* Required work
Reproduce the following material exactly, including every line.

* Material for the task
-=-=-

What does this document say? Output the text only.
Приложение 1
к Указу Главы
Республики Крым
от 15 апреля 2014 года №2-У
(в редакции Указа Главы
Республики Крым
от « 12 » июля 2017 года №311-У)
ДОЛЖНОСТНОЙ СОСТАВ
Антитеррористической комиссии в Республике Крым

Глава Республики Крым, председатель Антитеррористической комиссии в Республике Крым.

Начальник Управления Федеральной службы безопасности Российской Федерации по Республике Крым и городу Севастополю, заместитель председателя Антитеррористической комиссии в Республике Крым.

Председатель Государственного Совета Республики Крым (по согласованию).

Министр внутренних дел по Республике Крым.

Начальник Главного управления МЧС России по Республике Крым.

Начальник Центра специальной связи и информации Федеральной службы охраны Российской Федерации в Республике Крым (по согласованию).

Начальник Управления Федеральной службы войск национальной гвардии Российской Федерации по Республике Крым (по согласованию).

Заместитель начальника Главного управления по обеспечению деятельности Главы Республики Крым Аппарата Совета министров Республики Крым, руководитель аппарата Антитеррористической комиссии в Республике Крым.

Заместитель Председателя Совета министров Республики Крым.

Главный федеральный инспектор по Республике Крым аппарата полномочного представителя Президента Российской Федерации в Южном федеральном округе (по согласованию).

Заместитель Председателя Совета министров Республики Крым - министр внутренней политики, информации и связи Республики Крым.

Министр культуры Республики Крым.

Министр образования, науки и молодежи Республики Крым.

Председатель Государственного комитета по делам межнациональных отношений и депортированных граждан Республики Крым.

-=-=-

* Answer in full
What does this document say? Output the text only.
Приложение 1
к Указу Главы
Республики Крым
от 15 апреля 2014 года №2-У
(в редакции Указа Главы
Республики Крым
от « 12 » июля 2017 года №311-У)
ДОЛЖНОСТНОЙ СОСТАВ
Антитеррористической комиссии в Республике Крым

Глава Республики Крым, председатель Антитеррористической комиссии в Республике Крым.

Начальник Управления Федеральной службы безопасности Российской Федерации по Республике Крым и городу Севастополю, заместитель председателя Антитеррористической комиссии в Республике Крым.

Председатель Государственного Совета Республики Крым (по согласованию).

Министр внутренних дел по Республике Крым.

Начальник Главного управления МЧС России по Республике Крым.

Начальник Центра специальной связи и информации Федеральной службы охраны Российской Федерации в Республике Крым (по согласованию).

Начальник Управления Федеральной службы войск национальной гвардии Российской Федерации по Республике Крым (по согласованию).

Заместитель начальника Главного управления по обеспечению деятельности Главы Республики Крым Аппарата Совета министров Республики Крым, руководитель аппарата Антитеррористической комиссии в Республике Крым.

Заместитель Председателя Совета министров Республики Крым.

Главный федеральный инспектор по Республике Крым аппарата полномочного представителя Президента Российской Федерации в Южном федеральном округе (по согласованию).

Заместитель Председателя Совета министров Республики Крым - министр внутренней политики, информации и связи Республики Крым.

Министр культуры Республики Крым.

Министр образования, науки и молодежи Республики Крым.

Председатель Государственного комитета по делам межнациональных отношений и депортированных граждан Республики Крым.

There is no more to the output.